PROBLEM DETAILS
In the records below, find each line with the word "nearby" and copy it.

(Data extracted from a collection)
● ● ● ●

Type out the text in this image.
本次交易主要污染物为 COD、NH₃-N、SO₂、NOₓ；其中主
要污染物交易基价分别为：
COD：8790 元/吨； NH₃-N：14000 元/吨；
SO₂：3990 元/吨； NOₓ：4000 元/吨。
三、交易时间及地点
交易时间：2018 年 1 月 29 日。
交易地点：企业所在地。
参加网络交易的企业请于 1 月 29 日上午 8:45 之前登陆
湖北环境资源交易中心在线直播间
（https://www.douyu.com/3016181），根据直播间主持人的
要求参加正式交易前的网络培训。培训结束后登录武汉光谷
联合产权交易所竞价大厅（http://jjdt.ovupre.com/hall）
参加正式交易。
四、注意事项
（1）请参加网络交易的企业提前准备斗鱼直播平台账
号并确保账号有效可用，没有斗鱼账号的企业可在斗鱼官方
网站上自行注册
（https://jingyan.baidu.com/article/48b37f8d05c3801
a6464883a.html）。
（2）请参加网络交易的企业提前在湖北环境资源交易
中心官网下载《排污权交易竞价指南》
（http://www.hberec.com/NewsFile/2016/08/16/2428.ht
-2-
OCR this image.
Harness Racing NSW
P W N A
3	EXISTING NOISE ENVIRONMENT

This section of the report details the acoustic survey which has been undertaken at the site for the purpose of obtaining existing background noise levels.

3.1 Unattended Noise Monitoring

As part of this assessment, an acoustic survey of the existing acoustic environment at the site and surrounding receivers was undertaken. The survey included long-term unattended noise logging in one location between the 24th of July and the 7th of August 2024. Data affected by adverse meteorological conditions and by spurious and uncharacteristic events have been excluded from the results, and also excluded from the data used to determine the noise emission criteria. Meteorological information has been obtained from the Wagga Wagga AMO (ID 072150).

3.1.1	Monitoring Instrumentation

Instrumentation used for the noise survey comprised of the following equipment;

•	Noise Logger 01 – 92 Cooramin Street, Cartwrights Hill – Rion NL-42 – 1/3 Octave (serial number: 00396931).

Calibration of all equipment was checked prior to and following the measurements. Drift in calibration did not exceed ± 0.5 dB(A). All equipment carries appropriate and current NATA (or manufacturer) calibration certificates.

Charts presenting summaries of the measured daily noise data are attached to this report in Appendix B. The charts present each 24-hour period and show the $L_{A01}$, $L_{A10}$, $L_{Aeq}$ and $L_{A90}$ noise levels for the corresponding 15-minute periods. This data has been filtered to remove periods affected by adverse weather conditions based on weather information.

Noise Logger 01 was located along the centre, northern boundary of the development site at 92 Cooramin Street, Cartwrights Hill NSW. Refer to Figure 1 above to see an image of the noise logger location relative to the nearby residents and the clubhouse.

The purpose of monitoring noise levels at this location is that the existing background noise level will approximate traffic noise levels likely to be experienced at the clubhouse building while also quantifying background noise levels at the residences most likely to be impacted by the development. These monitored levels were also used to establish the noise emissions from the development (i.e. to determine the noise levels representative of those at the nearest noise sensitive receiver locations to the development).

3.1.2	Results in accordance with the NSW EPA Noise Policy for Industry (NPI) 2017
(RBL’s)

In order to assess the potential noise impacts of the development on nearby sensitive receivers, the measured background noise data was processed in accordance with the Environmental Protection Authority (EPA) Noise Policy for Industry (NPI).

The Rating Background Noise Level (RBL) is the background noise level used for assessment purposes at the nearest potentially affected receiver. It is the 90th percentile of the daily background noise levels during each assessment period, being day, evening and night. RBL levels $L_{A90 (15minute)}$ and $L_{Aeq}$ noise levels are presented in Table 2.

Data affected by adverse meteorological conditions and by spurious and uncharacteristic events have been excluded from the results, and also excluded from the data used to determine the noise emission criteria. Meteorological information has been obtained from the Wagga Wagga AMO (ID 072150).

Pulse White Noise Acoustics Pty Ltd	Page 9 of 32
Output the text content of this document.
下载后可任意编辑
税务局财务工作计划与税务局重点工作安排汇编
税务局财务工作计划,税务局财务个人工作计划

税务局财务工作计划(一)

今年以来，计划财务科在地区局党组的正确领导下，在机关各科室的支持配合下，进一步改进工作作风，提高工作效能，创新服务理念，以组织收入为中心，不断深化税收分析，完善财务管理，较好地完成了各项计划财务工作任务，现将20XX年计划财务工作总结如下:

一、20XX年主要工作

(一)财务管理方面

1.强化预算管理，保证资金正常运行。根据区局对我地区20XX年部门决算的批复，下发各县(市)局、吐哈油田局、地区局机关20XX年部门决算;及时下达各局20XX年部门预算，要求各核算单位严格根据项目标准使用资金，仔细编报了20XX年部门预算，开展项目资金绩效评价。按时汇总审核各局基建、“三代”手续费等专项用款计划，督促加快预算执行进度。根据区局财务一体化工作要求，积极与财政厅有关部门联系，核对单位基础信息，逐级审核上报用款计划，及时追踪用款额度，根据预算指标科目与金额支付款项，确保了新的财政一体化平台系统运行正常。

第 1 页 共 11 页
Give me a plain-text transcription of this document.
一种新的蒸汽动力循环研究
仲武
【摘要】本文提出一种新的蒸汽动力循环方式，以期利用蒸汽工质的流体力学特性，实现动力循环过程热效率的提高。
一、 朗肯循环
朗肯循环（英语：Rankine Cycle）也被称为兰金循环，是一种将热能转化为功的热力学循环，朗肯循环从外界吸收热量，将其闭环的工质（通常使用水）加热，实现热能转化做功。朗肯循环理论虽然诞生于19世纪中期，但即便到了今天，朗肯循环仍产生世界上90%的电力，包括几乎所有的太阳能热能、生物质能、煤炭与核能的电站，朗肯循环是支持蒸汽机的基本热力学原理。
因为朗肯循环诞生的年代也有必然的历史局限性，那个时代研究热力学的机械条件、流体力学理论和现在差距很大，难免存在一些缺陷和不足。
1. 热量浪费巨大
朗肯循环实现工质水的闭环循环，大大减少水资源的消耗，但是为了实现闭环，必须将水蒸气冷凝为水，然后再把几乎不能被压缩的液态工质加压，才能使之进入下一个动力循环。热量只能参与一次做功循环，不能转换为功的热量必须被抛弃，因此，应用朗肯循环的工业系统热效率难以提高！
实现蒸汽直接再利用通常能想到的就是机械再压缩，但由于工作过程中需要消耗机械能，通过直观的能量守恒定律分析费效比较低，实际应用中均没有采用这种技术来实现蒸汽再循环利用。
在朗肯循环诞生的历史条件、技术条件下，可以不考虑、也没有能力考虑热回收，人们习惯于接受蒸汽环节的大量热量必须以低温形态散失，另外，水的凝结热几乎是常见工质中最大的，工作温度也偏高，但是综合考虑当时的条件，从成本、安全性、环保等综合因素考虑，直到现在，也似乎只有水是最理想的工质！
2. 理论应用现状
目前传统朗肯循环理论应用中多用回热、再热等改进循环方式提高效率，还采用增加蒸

● ● ● ●

CORRECT RESPONSE
Noise Logger 01 was located along the centre, northern boundary of the development site at 92 Cooramin Street, Cartwrights Hill NSW. Refer to Figure 1 above to see an image of the noise logger location relative to the nearby residents and the clubhouse.
In order to assess the potential noise impacts of the development on nearby sensitive receivers, the measured background noise data was processed in accordance with the Environmental Protection Authority (EPA) Noise Policy for Industry (NPI).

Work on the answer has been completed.